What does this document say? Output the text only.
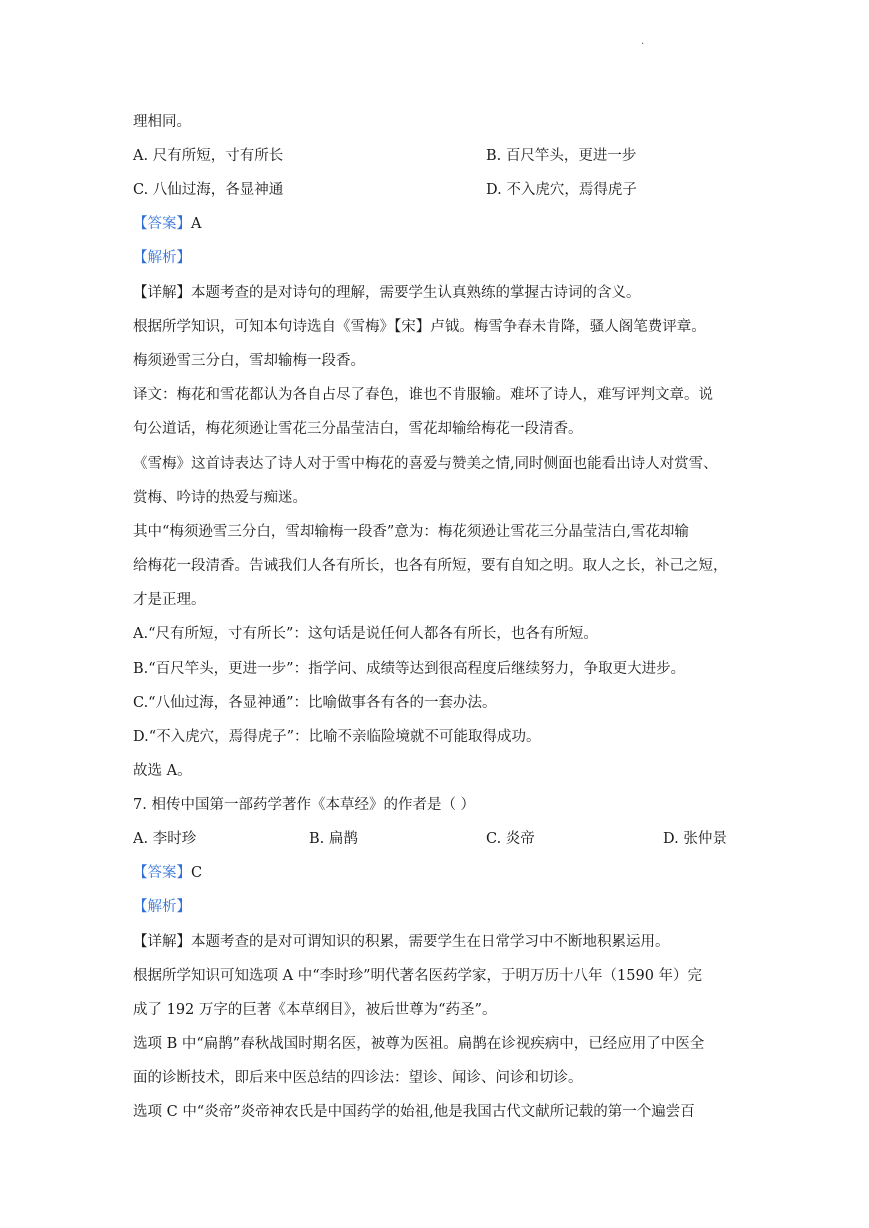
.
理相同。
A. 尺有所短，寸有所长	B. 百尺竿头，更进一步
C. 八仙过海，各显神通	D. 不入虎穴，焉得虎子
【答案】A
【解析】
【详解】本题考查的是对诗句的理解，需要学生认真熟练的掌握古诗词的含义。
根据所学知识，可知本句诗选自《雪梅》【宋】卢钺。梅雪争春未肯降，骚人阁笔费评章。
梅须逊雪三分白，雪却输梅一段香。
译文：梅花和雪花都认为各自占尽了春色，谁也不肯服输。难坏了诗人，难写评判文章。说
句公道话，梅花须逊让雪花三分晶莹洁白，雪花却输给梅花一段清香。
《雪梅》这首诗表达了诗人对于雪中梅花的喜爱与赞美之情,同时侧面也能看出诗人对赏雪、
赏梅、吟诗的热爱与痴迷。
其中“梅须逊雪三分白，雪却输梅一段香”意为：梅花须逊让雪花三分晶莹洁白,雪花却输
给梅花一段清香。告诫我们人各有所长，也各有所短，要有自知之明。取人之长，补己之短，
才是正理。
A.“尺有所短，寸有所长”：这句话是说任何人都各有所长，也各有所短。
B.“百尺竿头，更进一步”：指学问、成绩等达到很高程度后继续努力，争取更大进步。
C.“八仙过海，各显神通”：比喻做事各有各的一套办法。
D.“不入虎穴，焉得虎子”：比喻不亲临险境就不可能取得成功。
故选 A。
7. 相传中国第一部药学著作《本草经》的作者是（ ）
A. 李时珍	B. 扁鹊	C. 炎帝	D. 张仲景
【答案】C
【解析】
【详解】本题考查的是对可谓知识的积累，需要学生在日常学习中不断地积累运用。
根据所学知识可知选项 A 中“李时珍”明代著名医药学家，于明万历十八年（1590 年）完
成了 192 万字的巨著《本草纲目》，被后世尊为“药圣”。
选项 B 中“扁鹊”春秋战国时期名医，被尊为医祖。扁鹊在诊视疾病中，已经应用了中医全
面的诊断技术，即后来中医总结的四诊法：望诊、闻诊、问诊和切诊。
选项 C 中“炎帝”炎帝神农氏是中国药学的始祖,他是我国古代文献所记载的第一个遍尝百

┄┄┄┄┄┄┄┄┄┄┄┄┄┄┄┄┄┄┄┄

### DO THIS
Every entry above is to be set down exactly; the pictures are to be left out.

### WRITTEN ANSWER
What does this document say? Output the text only.
.
理相同。
A. 尺有所短，寸有所长	B. 百尺竿头，更进一步
C. 八仙过海，各显神通	D. 不入虎穴，焉得虎子
【答案】A
【解析】
【详解】本题考查的是对诗句的理解，需要学生认真熟练的掌握古诗词的含义。
根据所学知识，可知本句诗选自《雪梅》【宋】卢钺。梅雪争春未肯降，骚人阁笔费评章。
梅须逊雪三分白，雪却输梅一段香。
译文：梅花和雪花都认为各自占尽了春色，谁也不肯服输。难坏了诗人，难写评判文章。说
句公道话，梅花须逊让雪花三分晶莹洁白，雪花却输给梅花一段清香。
《雪梅》这首诗表达了诗人对于雪中梅花的喜爱与赞美之情,同时侧面也能看出诗人对赏雪、
赏梅、吟诗的热爱与痴迷。
其中“梅须逊雪三分白，雪却输梅一段香”意为：梅花须逊让雪花三分晶莹洁白,雪花却输
给梅花一段清香。告诫我们人各有所长，也各有所短，要有自知之明。取人之长，补己之短，
才是正理。
A.“尺有所短，寸有所长”：这句话是说任何人都各有所长，也各有所短。
B.“百尺竿头，更进一步”：指学问、成绩等达到很高程度后继续努力，争取更大进步。
C.“八仙过海，各显神通”：比喻做事各有各的一套办法。
D.“不入虎穴，焉得虎子”：比喻不亲临险境就不可能取得成功。
故选 A。
7. 相传中国第一部药学著作《本草经》的作者是（ ）
A. 李时珍	B. 扁鹊	C. 炎帝	D. 张仲景
【答案】C
【解析】
【详解】本题考查的是对可谓知识的积累，需要学生在日常学习中不断地积累运用。
根据所学知识可知选项 A 中“李时珍”明代著名医药学家，于明万历十八年（1590 年）完
成了 192 万字的巨著《本草纲目》，被后世尊为“药圣”。
选项 B 中“扁鹊”春秋战国时期名医，被尊为医祖。扁鹊在诊视疾病中，已经应用了中医全
面的诊断技术，即后来中医总结的四诊法：望诊、闻诊、问诊和切诊。
选项 C 中“炎帝”炎帝神农氏是中国药学的始祖,他是我国古代文献所记载的第一个遍尝百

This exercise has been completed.